* WRITTEN PROBLEM *
Copy each line below exactly and leave the pictures out.

************

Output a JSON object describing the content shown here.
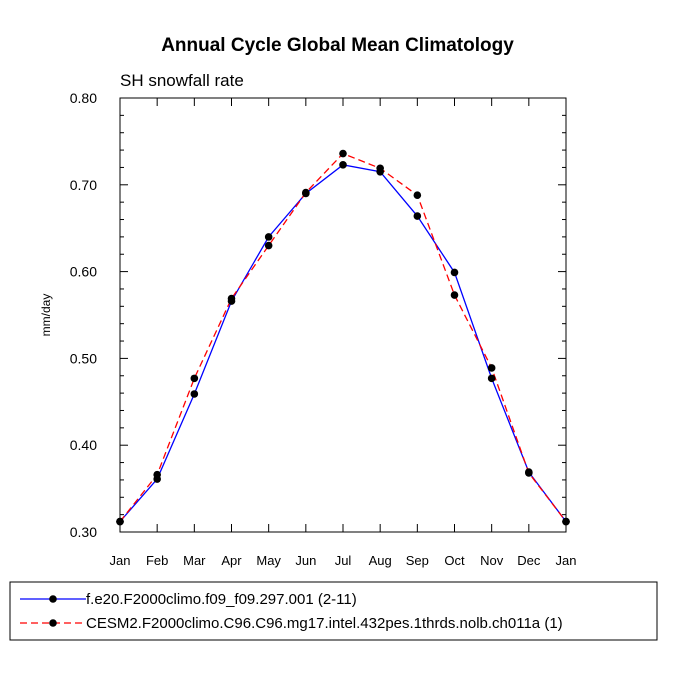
{
  "chart_data": {
    "type": "line",
    "title": "Annual Cycle Global Mean Climatology",
    "subtitle": "SH snowfall rate",
    "xlabel": "",
    "ylabel": "mm/day",
    "ylim": [
      0.3,
      0.8
    ],
    "yticks": [
      "0.30",
      "0.40",
      "0.50",
      "0.60",
      "0.70",
      "0.80"
    ],
    "ytick_values": [
      0.3,
      0.4,
      0.5,
      0.6,
      0.7,
      0.8
    ],
    "categories": [
      "Jan",
      "Feb",
      "Mar",
      "Apr",
      "May",
      "Jun",
      "Jul",
      "Aug",
      "Sep",
      "Oct",
      "Nov",
      "Dec",
      "Jan"
    ],
    "grid": false,
    "legend_position": "bottom",
    "series": [
      {
        "name": "f.e20.F2000climo.f09_f09.297.001 (2-11)",
        "color": "#0000ff",
        "dash": "solid",
        "values": [
          0.312,
          0.361,
          0.459,
          0.566,
          0.64,
          0.69,
          0.723,
          0.715,
          0.664,
          0.599,
          0.477,
          0.369,
          0.312
        ]
      },
      {
        "name": "CESM2.F2000climo.C96.C96.mg17.intel.432pes.1thrds.nolb.ch011a (1)",
        "color": "#ff0000",
        "dash": "dashed",
        "values": [
          0.312,
          0.366,
          0.477,
          0.569,
          0.63,
          0.691,
          0.736,
          0.719,
          0.688,
          0.573,
          0.489,
          0.368,
          0.312
        ]
      }
    ]
  }
}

************

* FINAL ANSWER *
Output a JSON object describing the content shown here.
{
  "chart_data": {
    "type": "line",
    "title": "Annual Cycle Global Mean Climatology",
    "subtitle": "SH snowfall rate",
    "xlabel": "",
    "ylabel": "mm/day",
    "ylim": [
      0.3,
      0.8
    ],
    "yticks": [
      "0.30",
      "0.40",
      "0.50",
      "0.60",
      "0.70",
      "0.80"
    ],
    "ytick_values": [
      0.3,
      0.4,
      0.5,
      0.6,
      0.7,
      0.8
    ],
    "categories": [
      "Jan",
      "Feb",
      "Mar",
      "Apr",
      "May",
      "Jun",
      "Jul",
      "Aug",
      "Sep",
      "Oct",
      "Nov",
      "Dec",
      "Jan"
    ],
    "grid": false,
    "legend_position": "bottom",
    "series": [
      {
        "name": "f.e20.F2000climo.f09_f09.297.001 (2-11)",
        "color": "#0000ff",
        "dash": "solid",
        "values": [
          0.312,
          0.361,
          0.459,
          0.566,
          0.64,
          0.69,
          0.723,
          0.715,
          0.664,
          0.599,
          0.477,
          0.369,
          0.312
        ]
      },
      {
        "name": "CESM2.F2000climo.C96.C96.mg17.intel.432pes.1thrds.nolb.ch011a (1)",
        "color": "#ff0000",
        "dash": "dashed",
        "values": [
          0.312,
          0.366,
          0.477,
          0.569,
          0.63,
          0.691,
          0.736,
          0.719,
          0.688,
          0.573,
          0.489,
          0.368,
          0.312
        ]
      }
    ]
  }
}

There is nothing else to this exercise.